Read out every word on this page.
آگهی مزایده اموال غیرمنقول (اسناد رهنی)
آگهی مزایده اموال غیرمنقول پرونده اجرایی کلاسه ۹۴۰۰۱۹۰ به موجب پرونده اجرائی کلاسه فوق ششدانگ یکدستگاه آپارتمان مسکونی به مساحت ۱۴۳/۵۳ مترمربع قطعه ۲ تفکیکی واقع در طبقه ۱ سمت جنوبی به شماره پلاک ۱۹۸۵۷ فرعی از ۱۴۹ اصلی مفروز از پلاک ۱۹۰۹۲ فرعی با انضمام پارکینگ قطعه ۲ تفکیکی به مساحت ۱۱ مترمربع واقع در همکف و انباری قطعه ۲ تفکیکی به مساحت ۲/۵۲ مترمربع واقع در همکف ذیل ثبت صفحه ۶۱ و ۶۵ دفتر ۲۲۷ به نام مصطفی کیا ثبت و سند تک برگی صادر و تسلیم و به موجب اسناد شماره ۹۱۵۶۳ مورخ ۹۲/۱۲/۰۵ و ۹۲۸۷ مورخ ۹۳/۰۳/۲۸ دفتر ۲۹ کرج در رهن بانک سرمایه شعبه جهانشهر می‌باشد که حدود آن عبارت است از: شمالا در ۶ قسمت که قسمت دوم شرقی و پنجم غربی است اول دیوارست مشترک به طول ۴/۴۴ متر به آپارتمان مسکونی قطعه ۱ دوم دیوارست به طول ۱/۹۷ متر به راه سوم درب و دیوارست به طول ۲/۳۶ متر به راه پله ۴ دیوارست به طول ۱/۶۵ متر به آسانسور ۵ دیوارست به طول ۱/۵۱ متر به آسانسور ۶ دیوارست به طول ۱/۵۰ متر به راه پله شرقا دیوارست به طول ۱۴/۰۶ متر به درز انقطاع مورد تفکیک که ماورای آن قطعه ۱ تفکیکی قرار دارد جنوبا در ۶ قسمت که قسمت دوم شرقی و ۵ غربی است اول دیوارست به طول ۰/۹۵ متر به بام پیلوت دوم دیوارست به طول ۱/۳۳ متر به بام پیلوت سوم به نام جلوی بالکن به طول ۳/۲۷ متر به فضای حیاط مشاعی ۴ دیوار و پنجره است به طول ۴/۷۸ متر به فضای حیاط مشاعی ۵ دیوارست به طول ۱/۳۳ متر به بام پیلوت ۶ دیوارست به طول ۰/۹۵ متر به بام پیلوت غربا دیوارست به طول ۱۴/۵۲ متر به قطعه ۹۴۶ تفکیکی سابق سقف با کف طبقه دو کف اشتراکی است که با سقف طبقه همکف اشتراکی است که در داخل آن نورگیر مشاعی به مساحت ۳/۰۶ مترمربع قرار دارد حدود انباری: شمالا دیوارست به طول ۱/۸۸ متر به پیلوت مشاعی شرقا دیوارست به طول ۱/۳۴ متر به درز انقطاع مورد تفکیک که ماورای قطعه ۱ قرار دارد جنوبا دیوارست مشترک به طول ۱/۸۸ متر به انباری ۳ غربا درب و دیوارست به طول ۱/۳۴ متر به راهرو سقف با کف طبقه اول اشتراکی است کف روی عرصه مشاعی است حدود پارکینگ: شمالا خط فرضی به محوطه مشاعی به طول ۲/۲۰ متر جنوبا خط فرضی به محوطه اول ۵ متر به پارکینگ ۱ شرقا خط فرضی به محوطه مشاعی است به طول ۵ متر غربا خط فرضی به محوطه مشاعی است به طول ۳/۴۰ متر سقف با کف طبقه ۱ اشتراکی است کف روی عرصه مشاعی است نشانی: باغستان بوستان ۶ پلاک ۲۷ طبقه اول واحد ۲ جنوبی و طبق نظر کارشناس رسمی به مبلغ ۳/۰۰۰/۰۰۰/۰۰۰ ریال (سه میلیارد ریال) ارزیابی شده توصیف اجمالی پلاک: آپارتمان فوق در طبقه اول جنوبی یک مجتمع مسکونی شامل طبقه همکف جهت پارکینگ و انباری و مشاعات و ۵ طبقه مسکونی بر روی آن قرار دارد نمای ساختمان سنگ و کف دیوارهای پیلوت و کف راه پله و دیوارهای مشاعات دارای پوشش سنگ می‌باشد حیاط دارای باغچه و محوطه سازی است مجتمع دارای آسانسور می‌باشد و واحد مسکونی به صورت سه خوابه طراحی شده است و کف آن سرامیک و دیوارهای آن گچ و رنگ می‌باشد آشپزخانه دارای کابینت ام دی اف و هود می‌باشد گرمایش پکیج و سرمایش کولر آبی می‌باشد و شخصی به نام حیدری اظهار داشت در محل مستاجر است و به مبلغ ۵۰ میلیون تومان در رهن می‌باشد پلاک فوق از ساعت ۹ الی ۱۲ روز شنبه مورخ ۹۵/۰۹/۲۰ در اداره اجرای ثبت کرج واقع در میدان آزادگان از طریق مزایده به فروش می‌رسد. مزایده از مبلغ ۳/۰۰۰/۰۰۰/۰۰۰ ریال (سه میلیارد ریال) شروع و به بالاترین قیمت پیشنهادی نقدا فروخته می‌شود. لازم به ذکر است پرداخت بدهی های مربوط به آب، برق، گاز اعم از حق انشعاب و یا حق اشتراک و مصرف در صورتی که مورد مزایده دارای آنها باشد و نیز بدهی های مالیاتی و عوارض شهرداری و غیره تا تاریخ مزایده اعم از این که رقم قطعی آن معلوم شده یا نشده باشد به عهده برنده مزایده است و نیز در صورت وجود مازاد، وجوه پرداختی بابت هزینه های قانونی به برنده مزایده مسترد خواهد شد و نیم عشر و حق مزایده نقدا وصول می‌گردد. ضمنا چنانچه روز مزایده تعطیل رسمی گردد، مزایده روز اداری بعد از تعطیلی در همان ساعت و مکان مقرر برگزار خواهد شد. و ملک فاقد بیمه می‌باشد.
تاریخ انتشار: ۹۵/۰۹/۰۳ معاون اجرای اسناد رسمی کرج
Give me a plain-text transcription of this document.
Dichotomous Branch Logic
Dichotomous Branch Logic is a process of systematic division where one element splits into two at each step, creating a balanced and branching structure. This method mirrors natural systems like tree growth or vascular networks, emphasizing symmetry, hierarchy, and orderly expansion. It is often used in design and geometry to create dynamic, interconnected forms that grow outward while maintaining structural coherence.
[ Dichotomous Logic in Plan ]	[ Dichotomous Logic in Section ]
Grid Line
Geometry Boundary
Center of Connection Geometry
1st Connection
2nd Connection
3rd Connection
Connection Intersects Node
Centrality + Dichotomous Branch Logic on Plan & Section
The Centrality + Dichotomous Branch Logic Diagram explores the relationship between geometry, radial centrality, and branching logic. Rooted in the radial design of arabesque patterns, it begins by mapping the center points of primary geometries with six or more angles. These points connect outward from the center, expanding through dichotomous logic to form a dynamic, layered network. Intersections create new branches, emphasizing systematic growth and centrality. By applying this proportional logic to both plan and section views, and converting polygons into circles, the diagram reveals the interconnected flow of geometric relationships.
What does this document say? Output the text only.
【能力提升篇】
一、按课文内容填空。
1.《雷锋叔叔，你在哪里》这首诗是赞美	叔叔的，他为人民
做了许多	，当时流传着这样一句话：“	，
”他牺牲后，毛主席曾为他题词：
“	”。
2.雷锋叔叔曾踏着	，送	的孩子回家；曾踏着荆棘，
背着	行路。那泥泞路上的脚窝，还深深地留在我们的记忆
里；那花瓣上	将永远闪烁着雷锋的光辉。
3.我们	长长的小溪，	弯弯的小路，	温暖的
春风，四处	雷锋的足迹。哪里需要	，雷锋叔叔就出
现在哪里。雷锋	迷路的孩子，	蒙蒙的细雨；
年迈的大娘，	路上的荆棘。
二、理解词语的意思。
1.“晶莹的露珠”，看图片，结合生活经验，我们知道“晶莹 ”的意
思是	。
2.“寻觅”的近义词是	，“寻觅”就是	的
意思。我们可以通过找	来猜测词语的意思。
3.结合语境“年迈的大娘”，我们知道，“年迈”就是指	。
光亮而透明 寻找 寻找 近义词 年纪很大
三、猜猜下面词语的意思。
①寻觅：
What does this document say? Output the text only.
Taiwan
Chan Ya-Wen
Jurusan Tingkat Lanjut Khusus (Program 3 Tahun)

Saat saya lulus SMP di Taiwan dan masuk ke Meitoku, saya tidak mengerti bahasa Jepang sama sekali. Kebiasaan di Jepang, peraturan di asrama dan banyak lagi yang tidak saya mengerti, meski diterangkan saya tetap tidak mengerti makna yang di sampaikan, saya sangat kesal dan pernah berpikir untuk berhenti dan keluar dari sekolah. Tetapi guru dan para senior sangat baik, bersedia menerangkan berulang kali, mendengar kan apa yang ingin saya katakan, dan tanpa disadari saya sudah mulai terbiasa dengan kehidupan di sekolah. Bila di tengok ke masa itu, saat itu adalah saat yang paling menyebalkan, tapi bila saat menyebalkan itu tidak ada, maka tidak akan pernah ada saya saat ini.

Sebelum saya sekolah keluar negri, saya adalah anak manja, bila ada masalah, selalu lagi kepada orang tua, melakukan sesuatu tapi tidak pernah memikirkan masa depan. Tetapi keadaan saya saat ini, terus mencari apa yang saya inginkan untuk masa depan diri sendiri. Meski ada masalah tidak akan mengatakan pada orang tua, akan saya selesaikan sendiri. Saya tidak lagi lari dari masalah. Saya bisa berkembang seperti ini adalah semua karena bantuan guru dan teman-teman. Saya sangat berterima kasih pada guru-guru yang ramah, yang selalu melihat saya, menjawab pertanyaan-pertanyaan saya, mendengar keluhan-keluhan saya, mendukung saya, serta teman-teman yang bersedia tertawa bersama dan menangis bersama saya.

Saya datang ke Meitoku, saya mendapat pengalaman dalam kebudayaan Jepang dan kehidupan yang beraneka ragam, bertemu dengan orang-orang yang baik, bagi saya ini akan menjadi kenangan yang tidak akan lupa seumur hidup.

══════════════════════════════

Directive:
Copy every line of the listing that includes the string "Connection".

Expected answer:
Center of Connection Geometry
1st Connection
2nd Connection
3rd Connection
Connection Intersects Node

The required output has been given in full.